*EXERCISE REQUIREMENTS*
Work out how many lines in the entries below include the word "title". Give nothing but the number.
-=-=-=-=-
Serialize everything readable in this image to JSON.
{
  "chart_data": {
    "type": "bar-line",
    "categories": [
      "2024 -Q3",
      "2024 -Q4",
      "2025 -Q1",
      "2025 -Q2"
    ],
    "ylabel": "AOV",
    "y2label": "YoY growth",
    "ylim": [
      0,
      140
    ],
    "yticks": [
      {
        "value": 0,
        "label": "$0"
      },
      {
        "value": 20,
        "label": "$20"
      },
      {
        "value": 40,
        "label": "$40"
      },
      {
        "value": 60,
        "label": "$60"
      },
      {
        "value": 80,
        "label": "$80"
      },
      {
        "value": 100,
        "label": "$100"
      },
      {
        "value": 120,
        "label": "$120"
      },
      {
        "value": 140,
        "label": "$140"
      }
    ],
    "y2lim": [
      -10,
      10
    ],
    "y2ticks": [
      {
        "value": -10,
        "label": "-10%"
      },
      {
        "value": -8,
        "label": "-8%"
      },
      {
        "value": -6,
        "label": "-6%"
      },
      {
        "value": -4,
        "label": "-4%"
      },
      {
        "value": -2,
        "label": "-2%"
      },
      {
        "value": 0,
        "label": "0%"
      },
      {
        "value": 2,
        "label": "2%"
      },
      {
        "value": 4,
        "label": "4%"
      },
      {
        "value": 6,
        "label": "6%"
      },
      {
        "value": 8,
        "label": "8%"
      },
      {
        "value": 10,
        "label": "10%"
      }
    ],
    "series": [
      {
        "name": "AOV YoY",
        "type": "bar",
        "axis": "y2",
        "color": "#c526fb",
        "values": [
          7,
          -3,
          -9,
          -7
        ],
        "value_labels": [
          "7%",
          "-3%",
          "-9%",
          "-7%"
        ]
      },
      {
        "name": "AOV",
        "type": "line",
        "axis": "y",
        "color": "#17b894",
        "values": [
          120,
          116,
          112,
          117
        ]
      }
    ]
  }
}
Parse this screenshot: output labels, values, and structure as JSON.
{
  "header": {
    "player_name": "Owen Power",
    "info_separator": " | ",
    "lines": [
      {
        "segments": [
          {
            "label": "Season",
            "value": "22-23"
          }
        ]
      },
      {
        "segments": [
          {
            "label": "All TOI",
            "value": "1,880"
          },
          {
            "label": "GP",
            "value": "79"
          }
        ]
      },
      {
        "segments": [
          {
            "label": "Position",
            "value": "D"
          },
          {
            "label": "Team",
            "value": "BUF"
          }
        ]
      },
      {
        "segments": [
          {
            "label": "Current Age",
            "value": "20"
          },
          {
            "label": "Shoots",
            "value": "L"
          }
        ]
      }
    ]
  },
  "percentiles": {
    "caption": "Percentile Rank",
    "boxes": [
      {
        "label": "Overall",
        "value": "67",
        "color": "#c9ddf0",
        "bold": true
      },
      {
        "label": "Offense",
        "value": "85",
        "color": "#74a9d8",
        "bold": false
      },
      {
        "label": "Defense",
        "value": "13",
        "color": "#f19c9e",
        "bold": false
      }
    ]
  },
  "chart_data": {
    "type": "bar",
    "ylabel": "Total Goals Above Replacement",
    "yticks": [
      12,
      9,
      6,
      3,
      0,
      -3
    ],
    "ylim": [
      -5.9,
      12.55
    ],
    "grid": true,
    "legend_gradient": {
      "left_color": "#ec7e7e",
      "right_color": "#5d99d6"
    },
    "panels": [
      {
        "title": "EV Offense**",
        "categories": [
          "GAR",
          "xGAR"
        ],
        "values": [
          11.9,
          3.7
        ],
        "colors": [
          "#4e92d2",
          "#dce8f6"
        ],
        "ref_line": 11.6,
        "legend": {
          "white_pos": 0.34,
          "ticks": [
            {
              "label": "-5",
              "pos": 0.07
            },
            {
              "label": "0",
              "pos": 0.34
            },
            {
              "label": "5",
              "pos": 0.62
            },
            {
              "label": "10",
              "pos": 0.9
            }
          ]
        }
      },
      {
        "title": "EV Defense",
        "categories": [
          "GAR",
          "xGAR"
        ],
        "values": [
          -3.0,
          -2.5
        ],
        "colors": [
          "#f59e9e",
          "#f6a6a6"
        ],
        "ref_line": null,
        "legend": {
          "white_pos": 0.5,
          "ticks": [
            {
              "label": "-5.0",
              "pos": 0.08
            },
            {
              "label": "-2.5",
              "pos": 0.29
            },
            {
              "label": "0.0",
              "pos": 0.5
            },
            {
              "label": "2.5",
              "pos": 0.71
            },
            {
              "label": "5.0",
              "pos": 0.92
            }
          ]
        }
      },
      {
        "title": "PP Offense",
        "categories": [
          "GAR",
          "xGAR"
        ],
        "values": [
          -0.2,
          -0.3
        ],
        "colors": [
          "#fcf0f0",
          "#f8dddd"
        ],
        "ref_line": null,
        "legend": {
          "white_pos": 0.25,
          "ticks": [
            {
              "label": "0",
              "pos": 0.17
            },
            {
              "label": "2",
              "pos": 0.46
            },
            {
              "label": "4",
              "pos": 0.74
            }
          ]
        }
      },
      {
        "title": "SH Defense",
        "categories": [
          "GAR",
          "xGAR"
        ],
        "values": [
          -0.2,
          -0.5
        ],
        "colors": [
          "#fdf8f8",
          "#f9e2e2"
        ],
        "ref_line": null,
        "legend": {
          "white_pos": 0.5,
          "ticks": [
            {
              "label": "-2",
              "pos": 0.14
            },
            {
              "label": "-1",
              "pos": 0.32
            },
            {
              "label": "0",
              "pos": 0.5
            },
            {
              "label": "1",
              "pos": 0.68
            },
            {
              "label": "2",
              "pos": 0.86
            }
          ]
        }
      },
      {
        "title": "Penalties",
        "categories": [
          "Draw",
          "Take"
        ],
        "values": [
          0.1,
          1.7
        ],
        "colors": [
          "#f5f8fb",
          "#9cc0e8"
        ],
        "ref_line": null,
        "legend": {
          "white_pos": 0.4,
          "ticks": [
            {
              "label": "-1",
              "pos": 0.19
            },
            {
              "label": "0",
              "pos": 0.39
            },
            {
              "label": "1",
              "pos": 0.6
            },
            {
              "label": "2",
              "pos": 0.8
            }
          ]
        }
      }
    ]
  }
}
-=-=-=-=-
*RESULT OF THE EXERCISE*
5